#### Given entries ####

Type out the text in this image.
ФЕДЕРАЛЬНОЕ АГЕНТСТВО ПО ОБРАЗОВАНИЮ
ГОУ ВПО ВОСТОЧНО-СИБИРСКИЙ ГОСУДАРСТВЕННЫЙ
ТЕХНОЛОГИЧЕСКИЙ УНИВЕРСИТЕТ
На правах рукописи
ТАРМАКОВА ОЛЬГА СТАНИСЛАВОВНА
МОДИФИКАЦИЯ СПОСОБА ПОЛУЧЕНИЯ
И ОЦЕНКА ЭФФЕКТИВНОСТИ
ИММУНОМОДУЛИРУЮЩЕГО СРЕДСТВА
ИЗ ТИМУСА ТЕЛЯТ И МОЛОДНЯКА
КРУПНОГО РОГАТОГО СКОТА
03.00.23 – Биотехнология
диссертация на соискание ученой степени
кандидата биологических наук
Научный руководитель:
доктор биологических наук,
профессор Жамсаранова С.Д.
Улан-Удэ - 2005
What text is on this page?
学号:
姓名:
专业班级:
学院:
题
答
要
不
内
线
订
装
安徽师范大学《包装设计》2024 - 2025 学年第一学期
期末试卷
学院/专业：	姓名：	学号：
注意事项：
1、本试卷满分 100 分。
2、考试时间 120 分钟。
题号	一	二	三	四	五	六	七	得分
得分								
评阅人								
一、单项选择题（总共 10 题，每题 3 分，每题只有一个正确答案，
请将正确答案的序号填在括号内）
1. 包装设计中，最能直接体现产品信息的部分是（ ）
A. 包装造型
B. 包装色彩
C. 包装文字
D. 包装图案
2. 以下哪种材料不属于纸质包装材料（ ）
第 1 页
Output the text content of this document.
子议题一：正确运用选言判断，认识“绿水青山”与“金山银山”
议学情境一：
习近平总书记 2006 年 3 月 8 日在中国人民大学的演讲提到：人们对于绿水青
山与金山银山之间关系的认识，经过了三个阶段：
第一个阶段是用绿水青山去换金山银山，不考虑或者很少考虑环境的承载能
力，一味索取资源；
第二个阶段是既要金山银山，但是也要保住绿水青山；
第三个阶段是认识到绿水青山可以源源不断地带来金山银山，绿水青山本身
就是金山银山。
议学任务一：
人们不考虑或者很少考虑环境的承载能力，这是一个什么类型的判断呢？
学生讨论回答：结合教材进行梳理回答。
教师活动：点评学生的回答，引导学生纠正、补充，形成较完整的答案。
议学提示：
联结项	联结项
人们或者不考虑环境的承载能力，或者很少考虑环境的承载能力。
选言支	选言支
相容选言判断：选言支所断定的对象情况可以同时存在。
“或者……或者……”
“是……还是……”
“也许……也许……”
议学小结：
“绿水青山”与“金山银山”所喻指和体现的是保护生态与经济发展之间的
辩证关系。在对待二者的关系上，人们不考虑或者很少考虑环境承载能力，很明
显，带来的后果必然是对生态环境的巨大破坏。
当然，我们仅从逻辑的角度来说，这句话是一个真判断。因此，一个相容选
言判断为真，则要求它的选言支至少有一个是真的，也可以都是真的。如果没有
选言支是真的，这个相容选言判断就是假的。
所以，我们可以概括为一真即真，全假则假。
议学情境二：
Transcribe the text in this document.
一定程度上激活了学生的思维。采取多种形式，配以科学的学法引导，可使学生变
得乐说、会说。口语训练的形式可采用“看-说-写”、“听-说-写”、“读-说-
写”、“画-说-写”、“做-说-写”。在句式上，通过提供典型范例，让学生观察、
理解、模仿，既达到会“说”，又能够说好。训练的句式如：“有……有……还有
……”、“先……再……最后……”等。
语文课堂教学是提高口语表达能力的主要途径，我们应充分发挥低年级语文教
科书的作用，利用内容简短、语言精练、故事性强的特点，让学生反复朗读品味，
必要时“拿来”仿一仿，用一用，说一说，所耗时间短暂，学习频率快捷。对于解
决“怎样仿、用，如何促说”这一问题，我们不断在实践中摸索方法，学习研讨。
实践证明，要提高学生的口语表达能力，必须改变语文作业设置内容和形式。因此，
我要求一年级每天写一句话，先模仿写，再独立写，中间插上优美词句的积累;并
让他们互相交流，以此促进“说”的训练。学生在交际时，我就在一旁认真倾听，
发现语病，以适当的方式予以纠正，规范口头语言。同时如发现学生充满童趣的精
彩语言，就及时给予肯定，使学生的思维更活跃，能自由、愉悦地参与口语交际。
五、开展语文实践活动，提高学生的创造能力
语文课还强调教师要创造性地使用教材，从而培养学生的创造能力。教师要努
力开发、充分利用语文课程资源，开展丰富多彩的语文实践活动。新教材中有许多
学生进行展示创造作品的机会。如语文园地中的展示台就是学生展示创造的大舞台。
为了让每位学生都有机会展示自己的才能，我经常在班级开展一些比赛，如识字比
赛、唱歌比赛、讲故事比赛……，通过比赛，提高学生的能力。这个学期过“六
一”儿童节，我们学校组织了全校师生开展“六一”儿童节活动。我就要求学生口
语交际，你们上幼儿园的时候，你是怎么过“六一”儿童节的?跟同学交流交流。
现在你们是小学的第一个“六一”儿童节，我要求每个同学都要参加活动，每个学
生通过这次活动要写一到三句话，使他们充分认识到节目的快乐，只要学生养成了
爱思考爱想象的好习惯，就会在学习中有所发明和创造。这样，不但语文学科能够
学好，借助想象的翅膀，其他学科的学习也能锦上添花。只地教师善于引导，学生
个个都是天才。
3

####

● **Written exercise**: Reproduce the listing above verbatim, from first line to last.

● **Final result**:
Type out the text in this image.
ФЕДЕРАЛЬНОЕ АГЕНТСТВО ПО ОБРАЗОВАНИЮ
ГОУ ВПО ВОСТОЧНО-СИБИРСКИЙ ГОСУДАРСТВЕННЫЙ
ТЕХНОЛОГИЧЕСКИЙ УНИВЕРСИТЕТ
На правах рукописи
ТАРМАКОВА ОЛЬГА СТАНИСЛАВОВНА
МОДИФИКАЦИЯ СПОСОБА ПОЛУЧЕНИЯ
И ОЦЕНКА ЭФФЕКТИВНОСТИ
ИММУНОМОДУЛИРУЮЩЕГО СРЕДСТВА
ИЗ ТИМУСА ТЕЛЯТ И МОЛОДНЯКА
КРУПНОГО РОГАТОГО СКОТА
03.00.23 – Биотехнология
диссертация на соискание ученой степени
кандидата биологических наук
Научный руководитель:
доктор биологических наук,
профессор Жамсаранова С.Д.
Улан-Удэ - 2005
What text is on this page?
学号:
姓名:
专业班级:
学院:
题
答
要
不
内
线
订
装
安徽师范大学《包装设计》2024 - 2025 学年第一学期
期末试卷
学院/专业：	姓名：	学号：
注意事项：
1、本试卷满分 100 分。
2、考试时间 120 分钟。
题号	一	二	三	四	五	六	七	得分
得分								
评阅人								
一、单项选择题（总共 10 题，每题 3 分，每题只有一个正确答案，
请将正确答案的序号填在括号内）
1. 包装设计中，最能直接体现产品信息的部分是（ ）
A. 包装造型
B. 包装色彩
C. 包装文字
D. 包装图案
2. 以下哪种材料不属于纸质包装材料（ ）
第 1 页
Output the text content of this document.
子议题一：正确运用选言判断，认识“绿水青山”与“金山银山”
议学情境一：
习近平总书记 2006 年 3 月 8 日在中国人民大学的演讲提到：人们对于绿水青
山与金山银山之间关系的认识，经过了三个阶段：
第一个阶段是用绿水青山去换金山银山，不考虑或者很少考虑环境的承载能
力，一味索取资源；
第二个阶段是既要金山银山，但是也要保住绿水青山；
第三个阶段是认识到绿水青山可以源源不断地带来金山银山，绿水青山本身
就是金山银山。
议学任务一：
人们不考虑或者很少考虑环境的承载能力，这是一个什么类型的判断呢？
学生讨论回答：结合教材进行梳理回答。
教师活动：点评学生的回答，引导学生纠正、补充，形成较完整的答案。
议学提示：
联结项	联结项
人们或者不考虑环境的承载能力，或者很少考虑环境的承载能力。
选言支	选言支
相容选言判断：选言支所断定的对象情况可以同时存在。
“或者……或者……”
“是……还是……”
“也许……也许……”
议学小结：
“绿水青山”与“金山银山”所喻指和体现的是保护生态与经济发展之间的
辩证关系。在对待二者的关系上，人们不考虑或者很少考虑环境承载能力，很明
显，带来的后果必然是对生态环境的巨大破坏。
当然，我们仅从逻辑的角度来说，这句话是一个真判断。因此，一个相容选
言判断为真，则要求它的选言支至少有一个是真的，也可以都是真的。如果没有
选言支是真的，这个相容选言判断就是假的。
所以，我们可以概括为一真即真，全假则假。
议学情境二：
Transcribe the text in this document.
一定程度上激活了学生的思维。采取多种形式，配以科学的学法引导，可使学生变
得乐说、会说。口语训练的形式可采用“看-说-写”、“听-说-写”、“读-说-
写”、“画-说-写”、“做-说-写”。在句式上，通过提供典型范例，让学生观察、
理解、模仿，既达到会“说”，又能够说好。训练的句式如：“有……有……还有
……”、“先……再……最后……”等。
语文课堂教学是提高口语表达能力的主要途径，我们应充分发挥低年级语文教
科书的作用，利用内容简短、语言精练、故事性强的特点，让学生反复朗读品味，
必要时“拿来”仿一仿，用一用，说一说，所耗时间短暂，学习频率快捷。对于解
决“怎样仿、用，如何促说”这一问题，我们不断在实践中摸索方法，学习研讨。
实践证明，要提高学生的口语表达能力，必须改变语文作业设置内容和形式。因此，
我要求一年级每天写一句话，先模仿写，再独立写，中间插上优美词句的积累;并
让他们互相交流，以此促进“说”的训练。学生在交际时，我就在一旁认真倾听，
发现语病，以适当的方式予以纠正，规范口头语言。同时如发现学生充满童趣的精
彩语言，就及时给予肯定，使学生的思维更活跃，能自由、愉悦地参与口语交际。
五、开展语文实践活动，提高学生的创造能力
语文课还强调教师要创造性地使用教材，从而培养学生的创造能力。教师要努
力开发、充分利用语文课程资源，开展丰富多彩的语文实践活动。新教材中有许多
学生进行展示创造作品的机会。如语文园地中的展示台就是学生展示创造的大舞台。
为了让每位学生都有机会展示自己的才能，我经常在班级开展一些比赛，如识字比
赛、唱歌比赛、讲故事比赛……，通过比赛，提高学生的能力。这个学期过“六
一”儿童节，我们学校组织了全校师生开展“六一”儿童节活动。我就要求学生口
语交际，你们上幼儿园的时候，你是怎么过“六一”儿童节的?跟同学交流交流。
现在你们是小学的第一个“六一”儿童节，我要求每个同学都要参加活动，每个学
生通过这次活动要写一到三句话，使他们充分认识到节目的快乐，只要学生养成了
爱思考爱想象的好习惯，就会在学习中有所发明和创造。这样，不但语文学科能够
学好，借助想象的翅膀，其他学科的学习也能锦上添花。只地教师善于引导，学生
个个都是天才。
3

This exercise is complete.